(Records)
** begin **

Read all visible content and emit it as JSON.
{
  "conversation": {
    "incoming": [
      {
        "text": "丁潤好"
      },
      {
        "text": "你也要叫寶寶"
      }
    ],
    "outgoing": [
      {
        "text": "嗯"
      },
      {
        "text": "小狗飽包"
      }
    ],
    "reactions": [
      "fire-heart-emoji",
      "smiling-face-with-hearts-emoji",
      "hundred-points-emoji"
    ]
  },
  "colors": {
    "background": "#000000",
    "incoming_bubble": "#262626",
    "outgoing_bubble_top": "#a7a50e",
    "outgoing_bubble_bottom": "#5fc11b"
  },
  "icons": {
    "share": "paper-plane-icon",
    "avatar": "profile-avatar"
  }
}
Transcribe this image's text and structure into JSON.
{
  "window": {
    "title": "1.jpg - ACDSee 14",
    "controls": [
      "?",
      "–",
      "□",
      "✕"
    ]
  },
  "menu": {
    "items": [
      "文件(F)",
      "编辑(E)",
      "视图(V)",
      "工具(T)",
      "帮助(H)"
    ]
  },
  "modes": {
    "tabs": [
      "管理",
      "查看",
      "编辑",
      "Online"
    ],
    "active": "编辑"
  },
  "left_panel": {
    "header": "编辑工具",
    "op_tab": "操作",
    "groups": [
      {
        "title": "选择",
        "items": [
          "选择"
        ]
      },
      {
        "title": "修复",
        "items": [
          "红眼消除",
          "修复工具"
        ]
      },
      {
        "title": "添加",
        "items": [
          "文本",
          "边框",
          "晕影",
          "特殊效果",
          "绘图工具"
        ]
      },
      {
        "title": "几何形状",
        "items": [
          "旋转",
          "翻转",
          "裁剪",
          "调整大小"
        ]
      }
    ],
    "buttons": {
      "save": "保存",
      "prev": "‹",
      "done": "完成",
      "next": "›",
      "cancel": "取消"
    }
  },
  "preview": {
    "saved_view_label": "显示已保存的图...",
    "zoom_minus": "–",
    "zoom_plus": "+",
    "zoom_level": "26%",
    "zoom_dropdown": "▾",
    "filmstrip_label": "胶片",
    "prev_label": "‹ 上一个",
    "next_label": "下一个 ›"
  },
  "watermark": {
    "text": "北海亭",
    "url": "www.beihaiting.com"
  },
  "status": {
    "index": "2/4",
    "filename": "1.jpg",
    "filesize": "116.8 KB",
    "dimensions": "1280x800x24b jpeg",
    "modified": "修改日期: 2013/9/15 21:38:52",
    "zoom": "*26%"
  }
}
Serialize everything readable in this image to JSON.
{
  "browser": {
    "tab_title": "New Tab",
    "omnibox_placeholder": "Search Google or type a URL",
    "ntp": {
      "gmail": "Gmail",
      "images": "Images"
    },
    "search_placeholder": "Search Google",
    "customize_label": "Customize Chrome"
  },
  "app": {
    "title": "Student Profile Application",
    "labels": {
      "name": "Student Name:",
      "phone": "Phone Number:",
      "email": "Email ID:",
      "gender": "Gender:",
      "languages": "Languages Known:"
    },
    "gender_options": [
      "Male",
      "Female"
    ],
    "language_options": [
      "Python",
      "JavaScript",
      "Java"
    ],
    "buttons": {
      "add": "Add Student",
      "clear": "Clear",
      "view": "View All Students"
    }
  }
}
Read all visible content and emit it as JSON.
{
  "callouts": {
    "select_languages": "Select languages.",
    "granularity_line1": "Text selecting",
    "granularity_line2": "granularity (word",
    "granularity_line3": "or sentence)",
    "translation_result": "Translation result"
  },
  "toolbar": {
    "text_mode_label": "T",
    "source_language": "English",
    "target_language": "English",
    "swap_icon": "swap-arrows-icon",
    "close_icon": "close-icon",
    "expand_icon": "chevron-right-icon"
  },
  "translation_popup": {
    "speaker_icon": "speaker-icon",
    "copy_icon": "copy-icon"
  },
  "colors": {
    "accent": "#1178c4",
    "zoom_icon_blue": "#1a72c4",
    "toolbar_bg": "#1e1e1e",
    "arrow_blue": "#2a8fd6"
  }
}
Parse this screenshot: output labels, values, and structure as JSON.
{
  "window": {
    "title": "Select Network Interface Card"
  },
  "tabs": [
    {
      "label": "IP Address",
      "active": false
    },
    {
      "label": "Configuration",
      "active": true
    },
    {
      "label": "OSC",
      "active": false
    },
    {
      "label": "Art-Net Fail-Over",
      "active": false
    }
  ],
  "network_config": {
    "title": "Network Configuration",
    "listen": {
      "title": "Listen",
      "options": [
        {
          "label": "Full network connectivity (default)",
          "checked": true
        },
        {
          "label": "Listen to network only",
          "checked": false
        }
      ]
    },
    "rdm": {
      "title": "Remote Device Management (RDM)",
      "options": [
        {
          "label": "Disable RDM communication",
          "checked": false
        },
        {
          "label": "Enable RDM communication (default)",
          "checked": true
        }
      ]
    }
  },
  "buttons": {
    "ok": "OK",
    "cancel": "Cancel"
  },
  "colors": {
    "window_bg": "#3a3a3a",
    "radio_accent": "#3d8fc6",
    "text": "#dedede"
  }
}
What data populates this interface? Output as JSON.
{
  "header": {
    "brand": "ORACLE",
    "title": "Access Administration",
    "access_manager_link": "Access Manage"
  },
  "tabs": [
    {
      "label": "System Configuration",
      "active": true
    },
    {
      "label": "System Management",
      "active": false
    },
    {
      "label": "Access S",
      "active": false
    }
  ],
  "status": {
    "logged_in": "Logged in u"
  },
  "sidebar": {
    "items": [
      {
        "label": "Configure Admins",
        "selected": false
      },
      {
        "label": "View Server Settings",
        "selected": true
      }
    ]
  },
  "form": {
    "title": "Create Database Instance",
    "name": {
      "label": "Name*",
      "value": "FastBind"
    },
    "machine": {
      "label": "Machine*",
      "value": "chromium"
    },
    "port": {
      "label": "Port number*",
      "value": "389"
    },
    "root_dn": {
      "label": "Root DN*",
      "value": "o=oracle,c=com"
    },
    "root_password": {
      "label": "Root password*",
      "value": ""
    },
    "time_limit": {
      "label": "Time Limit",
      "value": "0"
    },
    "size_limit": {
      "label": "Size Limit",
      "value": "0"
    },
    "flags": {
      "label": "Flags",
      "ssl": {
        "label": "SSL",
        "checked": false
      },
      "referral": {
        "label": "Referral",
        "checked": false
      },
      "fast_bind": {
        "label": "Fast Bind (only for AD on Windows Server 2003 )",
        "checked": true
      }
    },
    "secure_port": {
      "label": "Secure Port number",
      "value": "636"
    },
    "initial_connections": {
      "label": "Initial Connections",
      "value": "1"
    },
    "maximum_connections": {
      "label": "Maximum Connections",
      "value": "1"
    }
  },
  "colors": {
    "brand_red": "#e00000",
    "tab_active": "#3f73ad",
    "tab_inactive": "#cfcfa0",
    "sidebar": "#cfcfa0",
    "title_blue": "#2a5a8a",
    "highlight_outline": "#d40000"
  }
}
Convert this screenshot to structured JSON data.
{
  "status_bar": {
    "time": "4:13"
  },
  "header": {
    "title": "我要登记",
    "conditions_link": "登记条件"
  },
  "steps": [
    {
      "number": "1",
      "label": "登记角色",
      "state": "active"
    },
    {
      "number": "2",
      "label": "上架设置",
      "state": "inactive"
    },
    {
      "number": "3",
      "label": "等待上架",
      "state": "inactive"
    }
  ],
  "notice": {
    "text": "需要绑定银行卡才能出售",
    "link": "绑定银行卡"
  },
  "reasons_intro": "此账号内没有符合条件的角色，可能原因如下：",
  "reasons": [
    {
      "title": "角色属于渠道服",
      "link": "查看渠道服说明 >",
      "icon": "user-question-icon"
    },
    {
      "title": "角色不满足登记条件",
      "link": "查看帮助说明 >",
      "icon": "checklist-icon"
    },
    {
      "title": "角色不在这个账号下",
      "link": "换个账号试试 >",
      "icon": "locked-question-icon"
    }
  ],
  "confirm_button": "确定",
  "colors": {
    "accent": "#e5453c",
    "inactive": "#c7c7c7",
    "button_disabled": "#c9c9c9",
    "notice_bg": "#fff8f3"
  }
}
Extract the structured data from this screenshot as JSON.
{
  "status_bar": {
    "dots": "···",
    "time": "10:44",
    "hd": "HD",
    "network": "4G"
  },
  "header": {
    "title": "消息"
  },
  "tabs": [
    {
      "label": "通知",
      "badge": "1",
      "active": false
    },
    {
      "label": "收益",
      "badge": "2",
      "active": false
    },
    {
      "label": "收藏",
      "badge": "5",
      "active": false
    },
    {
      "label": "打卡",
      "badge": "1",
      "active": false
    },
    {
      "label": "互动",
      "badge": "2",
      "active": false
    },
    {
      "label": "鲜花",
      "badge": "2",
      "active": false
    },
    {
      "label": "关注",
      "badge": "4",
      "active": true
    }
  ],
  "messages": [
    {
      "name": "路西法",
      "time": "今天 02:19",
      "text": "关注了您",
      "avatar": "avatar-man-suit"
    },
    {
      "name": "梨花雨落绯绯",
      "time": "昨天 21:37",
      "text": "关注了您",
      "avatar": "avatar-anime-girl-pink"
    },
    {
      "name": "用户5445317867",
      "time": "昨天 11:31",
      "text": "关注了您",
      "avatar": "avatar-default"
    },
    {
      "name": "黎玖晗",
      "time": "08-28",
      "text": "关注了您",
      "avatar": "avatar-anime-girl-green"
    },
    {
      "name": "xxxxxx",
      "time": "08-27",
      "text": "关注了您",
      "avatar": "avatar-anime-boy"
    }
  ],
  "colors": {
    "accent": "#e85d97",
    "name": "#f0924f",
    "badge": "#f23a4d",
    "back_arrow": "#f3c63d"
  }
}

** end **

Count every line of the records that holds "structured". State the number, nothing else.

_Answer for this exercise_.
2